[Extracted data entries]
──────────
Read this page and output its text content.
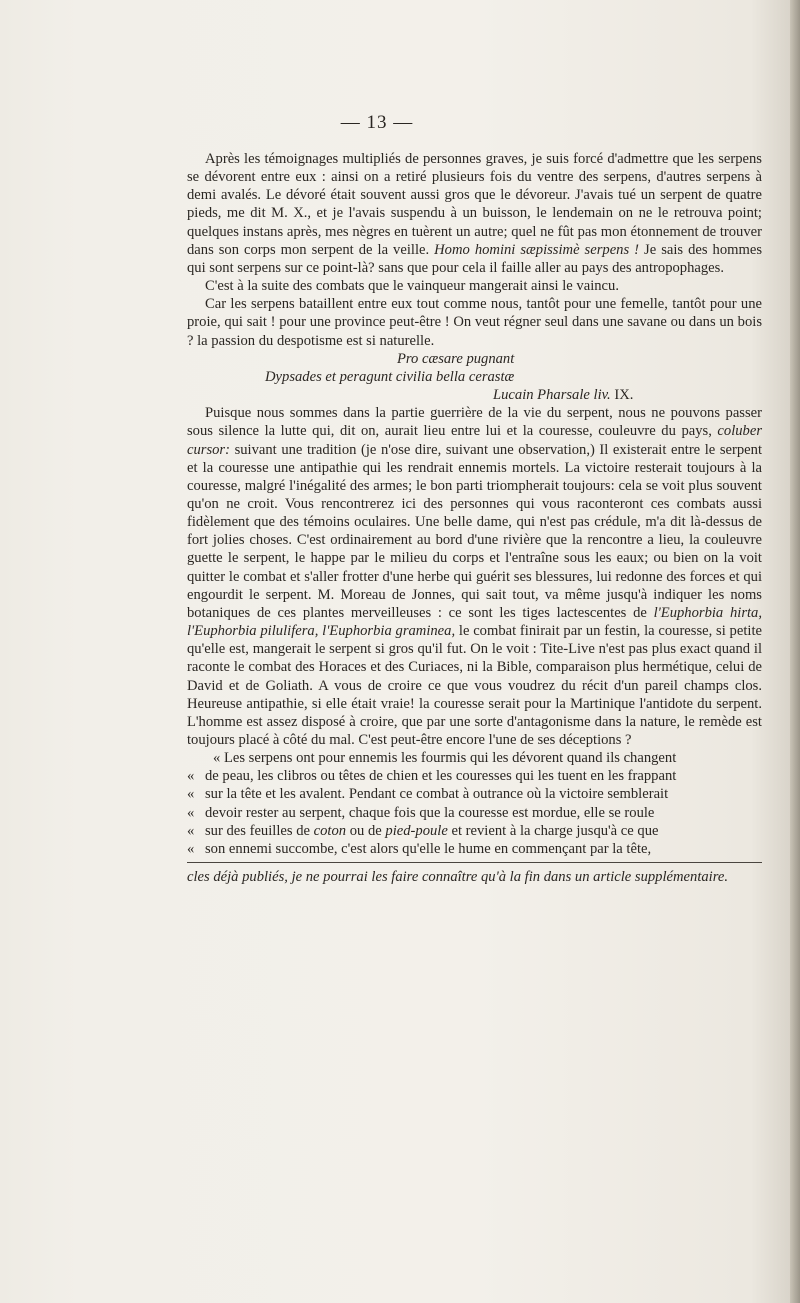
— 13 —

Après les témoignages multipliés de personnes graves, je suis forcé d'admettre que les serpens se dévorent entre eux : ainsi on a retiré plusieurs fois du ventre des serpens, d'autres serpens à demi avalés. Le dévoré était souvent aussi gros que le dévoreur. J'avais tué un serpent de quatre pieds, me dit M. X., et je l'avais suspendu à un buisson, le lendemain on ne le retrouva point; quelques instans après, mes nègres en tuèrent un autre; quel ne fût pas mon étonnement de trouver dans son corps mon serpent de la veille. Homo homini sæpissimè serpens ! Je sais des hommes qui sont serpens sur ce point-là? sans que pour cela il faille aller au pays des antropophages.

C'est à la suite des combats que le vainqueur mangerait ainsi le vaincu.

Car les serpens bataillent entre eux tout comme nous, tantôt pour une femelle, tantôt pour une proie, qui sait ! pour une province peut-être ! On veut régner seul dans une savane ou dans un bois ? la passion du despotisme est si naturelle.

Pro cæsare pugnant

Dypsades et peragunt civilia bella cerastæ

Lucain Pharsale liv. IX.

Puisque nous sommes dans la partie guerrière de la vie du serpent, nous ne pouvons passer sous silence la lutte qui, dit on, aurait lieu entre lui et la couresse, couleuvre du pays, coluber cursor: suivant une tradition (je n'ose dire, suivant une observation,) Il existerait entre le serpent et la couresse une antipathie qui les rendrait ennemis mortels. La victoire resterait toujours à la couresse, malgré l'inégalité des armes; le bon parti triompherait toujours: cela se voit plus souvent qu'on ne croit. Vous rencontrerez ici des personnes qui vous raconteront ces combats aussi fidèlement que des témoins oculaires. Une belle dame, qui n'est pas crédule, m'a dit là-dessus de fort jolies choses. C'est ordinairement au bord d'une rivière que la rencontre a lieu, la couleuvre guette le serpent, le happe par le milieu du corps et l'entraîne sous les eaux; ou bien on la voit quitter le combat et s'aller frotter d'une herbe qui guérit ses blessures, lui redonne des forces et qui engourdit le serpent. M. Moreau de Jonnes, qui sait tout, va même jusqu'à indiquer les noms botaniques de ces plantes merveilleuses : ce sont les tiges lactescentes de l'Euphorbia hirta, l'Euphorbia pilulifera, l'Euphorbia graminea, le combat finirait par un festin, la couresse, si petite qu'elle est, mangerait le serpent si gros qu'il fut. On le voit : Tite-Live n'est pas plus exact quand il raconte le combat des Horaces et des Curiaces, ni la Bible, comparaison plus hermétique, celui de David et de Goliath. A vous de croire ce que vous voudrez du récit d'un pareil champs clos. Heureuse antipathie, si elle était vraie! la couresse serait pour la Martinique l'antidote du serpent. L'homme est assez disposé à croire, que par une sorte d'antagonisme dans la nature, le remède est toujours placé à côté du mal. C'est peut-être encore l'une de ses déceptions ?

« Les serpens ont pour ennemis les fourmis qui les dévorent quand ils changent

« de peau, les clibros ou têtes de chien et les couresses qui les tuent en les frappant

« sur la tête et les avalent. Pendant ce combat à outrance où la victoire semblerait

« devoir rester au serpent, chaque fois que la couresse est mordue, elle se roule

« sur des feuilles de coton ou de pied-poule et revient à la charge jusqu'à ce que

« son ennemi succombe, c'est alors qu'elle le hume en commençant par la tête,

cles déjà publiés, je ne pourrai les faire connaître qu'à la fin dans un article supplémentaire.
──────────
# [WRITTEN INSTRUCTION]
Exclude all images and restate the records above word for word.

# [ANSWER TO THE PROBLEM]
Read this page and output its text content.
— 13 —

Après les témoignages multipliés de personnes graves, je suis forcé d'admettre que les serpens se dévorent entre eux : ainsi on a retiré plusieurs fois du ventre des serpens, d'autres serpens à demi avalés. Le dévoré était souvent aussi gros que le dévoreur. J'avais tué un serpent de quatre pieds, me dit M. X., et je l'avais suspendu à un buisson, le lendemain on ne le retrouva point; quelques instans après, mes nègres en tuèrent un autre; quel ne fût pas mon étonnement de trouver dans son corps mon serpent de la veille. Homo homini sæpissimè serpens ! Je sais des hommes qui sont serpens sur ce point-là? sans que pour cela il faille aller au pays des antropophages.

C'est à la suite des combats que le vainqueur mangerait ainsi le vaincu.

Car les serpens bataillent entre eux tout comme nous, tantôt pour une femelle, tantôt pour une proie, qui sait ! pour une province peut-être ! On veut régner seul dans une savane ou dans un bois ? la passion du despotisme est si naturelle.

Pro cæsare pugnant

Dypsades et peragunt civilia bella cerastæ

Lucain Pharsale liv. IX.

Puisque nous sommes dans la partie guerrière de la vie du serpent, nous ne pouvons passer sous silence la lutte qui, dit on, aurait lieu entre lui et la couresse, couleuvre du pays, coluber cursor: suivant une tradition (je n'ose dire, suivant une observation,) Il existerait entre le serpent et la couresse une antipathie qui les rendrait ennemis mortels. La victoire resterait toujours à la couresse, malgré l'inégalité des armes; le bon parti triompherait toujours: cela se voit plus souvent qu'on ne croit. Vous rencontrerez ici des personnes qui vous raconteront ces combats aussi fidèlement que des témoins oculaires. Une belle dame, qui n'est pas crédule, m'a dit là-dessus de fort jolies choses. C'est ordinairement au bord d'une rivière que la rencontre a lieu, la couleuvre guette le serpent, le happe par le milieu du corps et l'entraîne sous les eaux; ou bien on la voit quitter le combat et s'aller frotter d'une herbe qui guérit ses blessures, lui redonne des forces et qui engourdit le serpent. M. Moreau de Jonnes, qui sait tout, va même jusqu'à indiquer les noms botaniques de ces plantes merveilleuses : ce sont les tiges lactescentes de l'Euphorbia hirta, l'Euphorbia pilulifera, l'Euphorbia graminea, le combat finirait par un festin, la couresse, si petite qu'elle est, mangerait le serpent si gros qu'il fut. On le voit : Tite-Live n'est pas plus exact quand il raconte le combat des Horaces et des Curiaces, ni la Bible, comparaison plus hermétique, celui de David et de Goliath. A vous de croire ce que vous voudrez du récit d'un pareil champs clos. Heureuse antipathie, si elle était vraie! la couresse serait pour la Martinique l'antidote du serpent. L'homme est assez disposé à croire, que par une sorte d'antagonisme dans la nature, le remède est toujours placé à côté du mal. C'est peut-être encore l'une de ses déceptions ?

« Les serpens ont pour ennemis les fourmis qui les dévorent quand ils changent

« de peau, les clibros ou têtes de chien et les couresses qui les tuent en les frappant

« sur la tête et les avalent. Pendant ce combat à outrance où la victoire semblerait

« devoir rester au serpent, chaque fois que la couresse est mordue, elle se roule

« sur des feuilles de coton ou de pied-poule et revient à la charge jusqu'à ce que

« son ennemi succombe, c'est alors qu'elle le hume en commençant par la tête,

cles déjà publiés, je ne pourrai les faire connaître qu'à la fin dans un article supplémentaire.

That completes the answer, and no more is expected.